→ **THE REQUEST**:
Set each entry down verbatim, omitting images.

Dataset items
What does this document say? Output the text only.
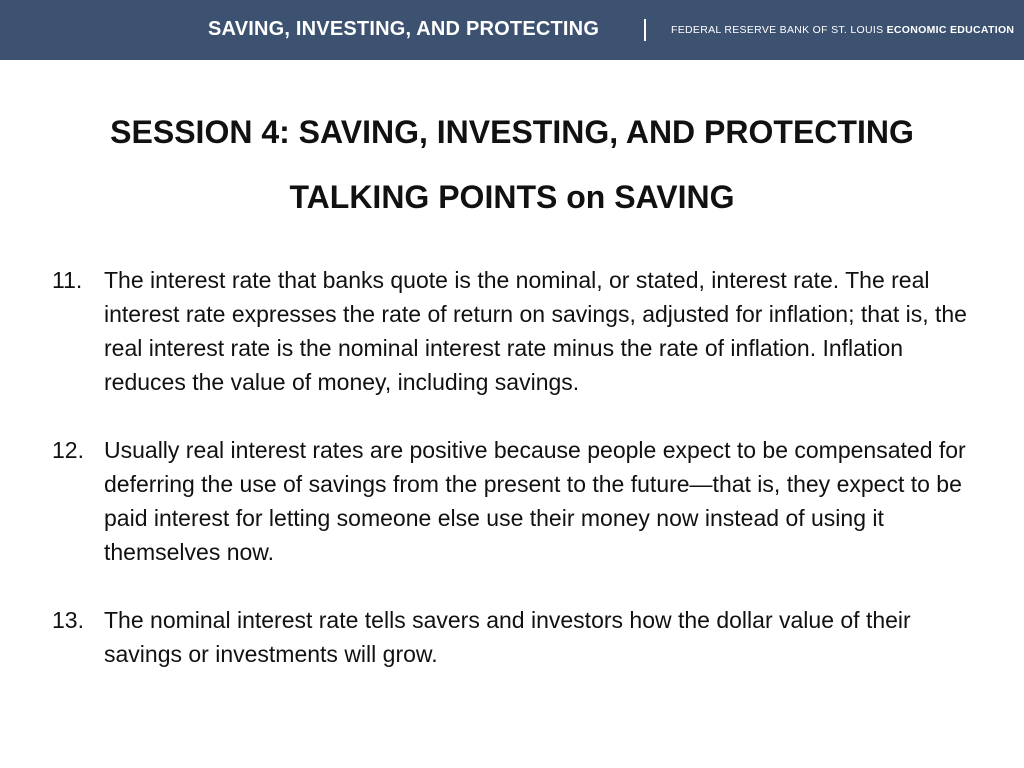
SAVING, INVESTING, AND PROTECTING	FEDERAL RESERVE BANK OF ST. LOUIS ECONOMIC EDUCATION
SESSION 4: SAVING, INVESTING, AND PROTECTING
TALKING POINTS on SAVING
11. The interest rate that banks quote is the nominal, or stated, interest rate. The real interest rate expresses the rate of return on savings, adjusted for inflation; that is, the real interest rate is the nominal interest rate minus the rate of inflation. Inflation reduces the value of money, including savings.
12. Usually real interest rates are positive because people expect to be compensated for deferring the use of savings from the present to the future—that is, they expect to be paid interest for letting someone else use their money now instead of using it themselves now.
13. The nominal interest rate tells savers and investors how the dollar value of their savings or investments will grow.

→ **PROBLEM SOLUTION**:
What does this document say? Output the text only.
SAVING, INVESTING, AND PROTECTING	FEDERAL RESERVE BANK OF ST. LOUIS ECONOMIC EDUCATION
SESSION 4: SAVING, INVESTING, AND PROTECTING
TALKING POINTS on SAVING
11. The interest rate that banks quote is the nominal, or stated, interest rate. The real interest rate expresses the rate of return on savings, adjusted for inflation; that is, the real interest rate is the nominal interest rate minus the rate of inflation. Inflation reduces the value of money, including savings.
12. Usually real interest rates are positive because people expect to be compensated for deferring the use of savings from the present to the future—that is, they expect to be paid interest for letting someone else use their money now instead of using it themselves now.
13. The nominal interest rate tells savers and investors how the dollar value of their savings or investments will grow.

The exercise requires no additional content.